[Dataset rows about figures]

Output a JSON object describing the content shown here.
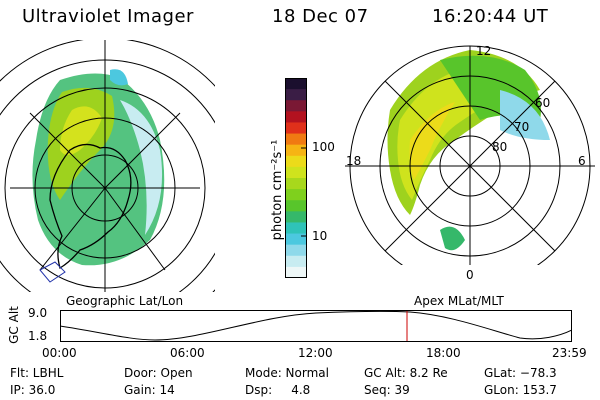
{
  "header": {
    "title": "Ultraviolet Imager",
    "date": "18 Dec 07",
    "time": "16:20:44 UT"
  },
  "left_panel": {
    "label": "Geographic Lat/Lon"
  },
  "right_panel": {
    "label": "Apex MLat/MLT",
    "mlt_labels": {
      "top": "12",
      "left": "18",
      "right": "6",
      "bottom": "0"
    },
    "lat_labels": [
      "60",
      "70",
      "80"
    ]
  },
  "colorbar": {
    "unit_label": "photon cm⁻²s⁻¹",
    "tick_labels": [
      "100",
      "10"
    ],
    "colors": [
      "#1b0f2e",
      "#3a1d45",
      "#7a1834",
      "#b3121f",
      "#e0301a",
      "#f07a12",
      "#f6b414",
      "#ecdb1a",
      "#cfe31d",
      "#a8d81c",
      "#7fd01d",
      "#58c52b",
      "#35b86a",
      "#2fc3b8",
      "#4cc8df",
      "#8fd9ea",
      "#c8ecf1",
      "#eef7f7"
    ]
  },
  "altitude_plot": {
    "ylabel": "GC Alt",
    "y_ticks": [
      "9.0",
      "1.8"
    ],
    "x_ticks": [
      "00:00",
      "06:00",
      "12:00",
      "18:00",
      "23:59"
    ],
    "marker_color": "#cc0000"
  },
  "info": {
    "flt": "Flt: LBHL",
    "ip": "IP: 36.0",
    "door": "Door: Open",
    "gain": "Gain: 14",
    "mode": "Mode: Normal",
    "dsp": "Dsp:     4.8",
    "gcalt": "GC Alt: 8.2 Re",
    "seq": "Seq: 39",
    "glat": "GLat: −78.3",
    "glon": "GLon: 153.7"
  }
}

SHORT EXERCISE :: Each entry must be retyped word for word, with every image omitted.

RESULT ::
Output a JSON object describing the content shown here.
{
  "header": {
    "title": "Ultraviolet Imager",
    "date": "18 Dec 07",
    "time": "16:20:44 UT"
  },
  "left_panel": {
    "label": "Geographic Lat/Lon"
  },
  "right_panel": {
    "label": "Apex MLat/MLT",
    "mlt_labels": {
      "top": "12",
      "left": "18",
      "right": "6",
      "bottom": "0"
    },
    "lat_labels": [
      "60",
      "70",
      "80"
    ]
  },
  "colorbar": {
    "unit_label": "photon cm⁻²s⁻¹",
    "tick_labels": [
      "100",
      "10"
    ],
    "colors": [
      "#1b0f2e",
      "#3a1d45",
      "#7a1834",
      "#b3121f",
      "#e0301a",
      "#f07a12",
      "#f6b414",
      "#ecdb1a",
      "#cfe31d",
      "#a8d81c",
      "#7fd01d",
      "#58c52b",
      "#35b86a",
      "#2fc3b8",
      "#4cc8df",
      "#8fd9ea",
      "#c8ecf1",
      "#eef7f7"
    ]
  },
  "altitude_plot": {
    "ylabel": "GC Alt",
    "y_ticks": [
      "9.0",
      "1.8"
    ],
    "x_ticks": [
      "00:00",
      "06:00",
      "12:00",
      "18:00",
      "23:59"
    ],
    "marker_color": "#cc0000"
  },
  "info": {
    "flt": "Flt: LBHL",
    "ip": "IP: 36.0",
    "door": "Door: Open",
    "gain": "Gain: 14",
    "mode": "Mode: Normal",
    "dsp": "Dsp:     4.8",
    "gcalt": "GC Alt: 8.2 Re",
    "seq": "Seq: 39",
    "glat": "GLat: −78.3",
    "glon": "GLon: 153.7"
  }
}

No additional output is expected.